=== EXERCISE DIRECTIONS ===
All of the material below is to be retyped exactly.

=== INPUT DATA ===
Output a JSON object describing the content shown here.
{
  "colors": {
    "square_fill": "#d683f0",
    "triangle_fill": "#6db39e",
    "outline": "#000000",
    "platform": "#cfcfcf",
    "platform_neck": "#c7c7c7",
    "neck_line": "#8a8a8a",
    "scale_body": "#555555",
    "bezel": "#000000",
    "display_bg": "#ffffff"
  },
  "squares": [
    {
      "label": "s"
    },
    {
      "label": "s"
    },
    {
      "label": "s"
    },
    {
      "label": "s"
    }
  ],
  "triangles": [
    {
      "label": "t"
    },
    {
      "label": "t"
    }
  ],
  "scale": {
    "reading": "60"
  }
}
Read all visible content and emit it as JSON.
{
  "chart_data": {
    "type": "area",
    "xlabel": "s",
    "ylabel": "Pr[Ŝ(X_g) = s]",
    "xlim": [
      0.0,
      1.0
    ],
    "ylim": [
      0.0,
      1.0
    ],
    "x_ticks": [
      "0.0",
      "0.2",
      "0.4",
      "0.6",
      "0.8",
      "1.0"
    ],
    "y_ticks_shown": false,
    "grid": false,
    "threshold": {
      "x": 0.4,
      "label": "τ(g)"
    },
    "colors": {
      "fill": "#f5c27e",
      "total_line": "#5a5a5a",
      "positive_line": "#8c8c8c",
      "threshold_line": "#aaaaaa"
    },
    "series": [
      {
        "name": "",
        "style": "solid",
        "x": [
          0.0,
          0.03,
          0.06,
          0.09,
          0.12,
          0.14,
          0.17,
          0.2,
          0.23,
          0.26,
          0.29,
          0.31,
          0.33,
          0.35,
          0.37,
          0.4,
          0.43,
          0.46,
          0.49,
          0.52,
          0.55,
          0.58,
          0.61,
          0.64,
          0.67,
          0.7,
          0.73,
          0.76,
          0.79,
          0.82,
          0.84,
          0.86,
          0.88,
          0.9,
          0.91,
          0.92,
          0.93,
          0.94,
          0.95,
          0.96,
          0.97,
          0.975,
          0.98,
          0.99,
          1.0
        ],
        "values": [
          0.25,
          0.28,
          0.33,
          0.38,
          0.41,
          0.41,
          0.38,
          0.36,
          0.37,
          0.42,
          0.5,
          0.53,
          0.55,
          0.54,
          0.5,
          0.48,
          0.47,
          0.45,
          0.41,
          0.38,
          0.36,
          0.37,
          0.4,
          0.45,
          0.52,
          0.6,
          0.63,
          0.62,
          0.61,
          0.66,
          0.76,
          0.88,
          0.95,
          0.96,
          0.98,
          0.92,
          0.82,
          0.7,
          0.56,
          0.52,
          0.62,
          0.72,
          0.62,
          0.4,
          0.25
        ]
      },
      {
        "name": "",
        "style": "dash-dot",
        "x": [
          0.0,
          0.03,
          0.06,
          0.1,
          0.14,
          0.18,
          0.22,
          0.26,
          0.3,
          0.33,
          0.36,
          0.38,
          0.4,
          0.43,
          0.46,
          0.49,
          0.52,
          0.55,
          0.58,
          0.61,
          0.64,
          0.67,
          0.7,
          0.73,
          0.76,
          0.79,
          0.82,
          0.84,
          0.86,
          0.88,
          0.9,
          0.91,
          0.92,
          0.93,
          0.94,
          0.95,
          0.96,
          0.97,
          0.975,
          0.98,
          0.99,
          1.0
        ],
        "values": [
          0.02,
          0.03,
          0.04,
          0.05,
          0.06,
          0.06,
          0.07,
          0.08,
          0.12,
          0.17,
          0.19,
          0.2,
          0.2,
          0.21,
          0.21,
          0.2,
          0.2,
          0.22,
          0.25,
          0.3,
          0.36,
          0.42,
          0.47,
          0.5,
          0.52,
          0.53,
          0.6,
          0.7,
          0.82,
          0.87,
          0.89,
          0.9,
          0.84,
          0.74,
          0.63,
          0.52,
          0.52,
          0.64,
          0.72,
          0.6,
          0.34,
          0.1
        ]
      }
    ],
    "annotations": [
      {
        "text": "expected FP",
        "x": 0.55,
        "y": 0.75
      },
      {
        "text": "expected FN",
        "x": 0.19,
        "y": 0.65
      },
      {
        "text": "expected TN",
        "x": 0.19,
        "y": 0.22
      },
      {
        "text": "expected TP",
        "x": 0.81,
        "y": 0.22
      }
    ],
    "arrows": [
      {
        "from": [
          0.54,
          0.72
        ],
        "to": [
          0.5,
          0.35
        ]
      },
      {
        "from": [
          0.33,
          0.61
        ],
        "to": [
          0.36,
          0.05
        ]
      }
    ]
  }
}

=== FINAL RESULT ===
Output a JSON object describing the content shown here.
{
  "colors": {
    "square_fill": "#d683f0",
    "triangle_fill": "#6db39e",
    "outline": "#000000",
    "platform": "#cfcfcf",
    "platform_neck": "#c7c7c7",
    "neck_line": "#8a8a8a",
    "scale_body": "#555555",
    "bezel": "#000000",
    "display_bg": "#ffffff"
  },
  "squares": [
    {
      "label": "s"
    },
    {
      "label": "s"
    },
    {
      "label": "s"
    },
    {
      "label": "s"
    }
  ],
  "triangles": [
    {
      "label": "t"
    },
    {
      "label": "t"
    }
  ],
  "scale": {
    "reading": "60"
  }
}
Read all visible content and emit it as JSON.
{
  "chart_data": {
    "type": "area",
    "xlabel": "s",
    "ylabel": "Pr[Ŝ(X_g) = s]",
    "xlim": [
      0.0,
      1.0
    ],
    "ylim": [
      0.0,
      1.0
    ],
    "x_ticks": [
      "0.0",
      "0.2",
      "0.4",
      "0.6",
      "0.8",
      "1.0"
    ],
    "y_ticks_shown": false,
    "grid": false,
    "threshold": {
      "x": 0.4,
      "label": "τ(g)"
    },
    "colors": {
      "fill": "#f5c27e",
      "total_line": "#5a5a5a",
      "positive_line": "#8c8c8c",
      "threshold_line": "#aaaaaa"
    },
    "series": [
      {
        "name": "",
        "style": "solid",
        "x": [
          0.0,
          0.03,
          0.06,
          0.09,
          0.12,
          0.14,
          0.17,
          0.2,
          0.23,
          0.26,
          0.29,
          0.31,
          0.33,
          0.35,
          0.37,
          0.4,
          0.43,
          0.46,
          0.49,
          0.52,
          0.55,
          0.58,
          0.61,
          0.64,
          0.67,
          0.7,
          0.73,
          0.76,
          0.79,
          0.82,
          0.84,
          0.86,
          0.88,
          0.9,
          0.91,
          0.92,
          0.93,
          0.94,
          0.95,
          0.96,
          0.97,
          0.975,
          0.98,
          0.99,
          1.0
        ],
        "values": [
          0.25,
          0.28,
          0.33,
          0.38,
          0.41,
          0.41,
          0.38,
          0.36,
          0.37,
          0.42,
          0.5,
          0.53,
          0.55,
          0.54,
          0.5,
          0.48,
          0.47,
          0.45,
          0.41,
          0.38,
          0.36,
          0.37,
          0.4,
          0.45,
          0.52,
          0.6,
          0.63,
          0.62,
          0.61,
          0.66,
          0.76,
          0.88,
          0.95,
          0.96,
          0.98,
          0.92,
          0.82,
          0.7,
          0.56,
          0.52,
          0.62,
          0.72,
          0.62,
          0.4,
          0.25
        ]
      },
      {
        "name": "",
        "style": "dash-dot",
        "x": [
          0.0,
          0.03,
          0.06,
          0.1,
          0.14,
          0.18,
          0.22,
          0.26,
          0.3,
          0.33,
          0.36,
          0.38,
          0.4,
          0.43,
          0.46,
          0.49,
          0.52,
          0.55,
          0.58,
          0.61,
          0.64,
          0.67,
          0.7,
          0.73,
          0.76,
          0.79,
          0.82,
          0.84,
          0.86,
          0.88,
          0.9,
          0.91,
          0.92,
          0.93,
          0.94,
          0.95,
          0.96,
          0.97,
          0.975,
          0.98,
          0.99,
          1.0
        ],
        "values": [
          0.02,
          0.03,
          0.04,
          0.05,
          0.06,
          0.06,
          0.07,
          0.08,
          0.12,
          0.17,
          0.19,
          0.2,
          0.2,
          0.21,
          0.21,
          0.2,
          0.2,
          0.22,
          0.25,
          0.3,
          0.36,
          0.42,
          0.47,
          0.5,
          0.52,
          0.53,
          0.6,
          0.7,
          0.82,
          0.87,
          0.89,
          0.9,
          0.84,
          0.74,
          0.63,
          0.52,
          0.52,
          0.64,
          0.72,
          0.6,
          0.34,
          0.1
        ]
      }
    ],
    "annotations": [
      {
        "text": "expected FP",
        "x": 0.55,
        "y": 0.75
      },
      {
        "text": "expected FN",
        "x": 0.19,
        "y": 0.65
      },
      {
        "text": "expected TN",
        "x": 0.19,
        "y": 0.22
      },
      {
        "text": "expected TP",
        "x": 0.81,
        "y": 0.22
      }
    ],
    "arrows": [
      {
        "from": [
          0.54,
          0.72
        ],
        "to": [
          0.5,
          0.35
        ]
      },
      {
        "from": [
          0.33,
          0.61
        ],
        "to": [
          0.36,
          0.05
        ]
      }
    ]
  }
}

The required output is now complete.